(Dataset items)
--- BEGIN ---
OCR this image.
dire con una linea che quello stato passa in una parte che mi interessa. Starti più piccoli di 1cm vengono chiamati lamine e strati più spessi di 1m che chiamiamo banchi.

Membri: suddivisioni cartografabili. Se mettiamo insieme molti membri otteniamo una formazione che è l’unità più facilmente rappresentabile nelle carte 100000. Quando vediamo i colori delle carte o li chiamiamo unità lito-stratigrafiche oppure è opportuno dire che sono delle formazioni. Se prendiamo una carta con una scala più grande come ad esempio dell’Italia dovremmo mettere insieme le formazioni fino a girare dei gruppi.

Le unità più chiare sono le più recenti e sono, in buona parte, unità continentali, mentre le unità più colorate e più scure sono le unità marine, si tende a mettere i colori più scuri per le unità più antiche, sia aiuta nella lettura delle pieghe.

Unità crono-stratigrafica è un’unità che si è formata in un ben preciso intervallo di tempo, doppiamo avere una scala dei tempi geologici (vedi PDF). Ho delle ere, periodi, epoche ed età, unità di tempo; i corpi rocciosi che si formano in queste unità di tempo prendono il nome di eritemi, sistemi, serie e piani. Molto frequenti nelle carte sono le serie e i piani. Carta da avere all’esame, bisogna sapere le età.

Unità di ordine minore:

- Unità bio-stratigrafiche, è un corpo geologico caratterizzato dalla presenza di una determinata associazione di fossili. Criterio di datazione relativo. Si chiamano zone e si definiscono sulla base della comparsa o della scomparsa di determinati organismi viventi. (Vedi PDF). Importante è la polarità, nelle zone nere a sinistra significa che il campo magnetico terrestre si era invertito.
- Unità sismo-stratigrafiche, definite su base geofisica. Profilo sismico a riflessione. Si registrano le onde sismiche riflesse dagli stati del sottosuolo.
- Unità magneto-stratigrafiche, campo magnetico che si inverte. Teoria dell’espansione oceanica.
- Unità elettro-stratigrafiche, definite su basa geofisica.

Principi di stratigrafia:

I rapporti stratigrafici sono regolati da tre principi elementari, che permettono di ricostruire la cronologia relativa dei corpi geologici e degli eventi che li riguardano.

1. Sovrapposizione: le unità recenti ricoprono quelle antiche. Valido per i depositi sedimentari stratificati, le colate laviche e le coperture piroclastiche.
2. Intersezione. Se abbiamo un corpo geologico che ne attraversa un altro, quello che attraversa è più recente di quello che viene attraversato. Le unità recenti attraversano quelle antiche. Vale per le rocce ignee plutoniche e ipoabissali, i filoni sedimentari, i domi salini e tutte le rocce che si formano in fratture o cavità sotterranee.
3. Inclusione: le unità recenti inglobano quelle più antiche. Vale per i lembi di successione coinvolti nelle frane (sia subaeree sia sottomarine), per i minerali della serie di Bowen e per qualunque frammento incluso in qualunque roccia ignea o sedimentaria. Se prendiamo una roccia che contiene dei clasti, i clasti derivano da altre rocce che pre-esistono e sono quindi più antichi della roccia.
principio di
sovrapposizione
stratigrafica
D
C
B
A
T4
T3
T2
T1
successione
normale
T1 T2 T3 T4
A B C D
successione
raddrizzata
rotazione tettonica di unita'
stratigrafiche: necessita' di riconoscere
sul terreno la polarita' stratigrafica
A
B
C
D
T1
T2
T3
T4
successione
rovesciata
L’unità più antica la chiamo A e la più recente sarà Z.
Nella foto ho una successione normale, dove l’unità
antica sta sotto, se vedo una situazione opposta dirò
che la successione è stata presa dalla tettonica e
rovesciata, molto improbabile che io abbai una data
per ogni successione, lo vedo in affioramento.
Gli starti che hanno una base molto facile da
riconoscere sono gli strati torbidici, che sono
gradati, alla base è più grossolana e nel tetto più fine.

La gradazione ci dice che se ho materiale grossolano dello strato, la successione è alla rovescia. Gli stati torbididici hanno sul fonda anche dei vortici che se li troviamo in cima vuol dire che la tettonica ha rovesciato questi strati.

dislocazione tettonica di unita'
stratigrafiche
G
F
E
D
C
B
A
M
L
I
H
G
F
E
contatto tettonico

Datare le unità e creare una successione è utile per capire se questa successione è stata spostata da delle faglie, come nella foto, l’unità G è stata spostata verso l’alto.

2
--- END ---
--- Problem to work on ---
Return every line from the records above that holds the word "dalla".

--- Output for this task ---
- Unità bio-stratigrafiche, è un corpo geologico caratterizzato dalla presenza di una determinata associazione di fossili. Criterio di datazione relativo. Si chiamano zone e si definiscono sulla base della comparsa o della scomparsa di determinati organismi viventi. (Vedi PDF). Importante è la polarità, nelle zone nere a sinistra significa che il campo magnetico terrestre si era invertito.
che la successione è stata presa dalla tettonica e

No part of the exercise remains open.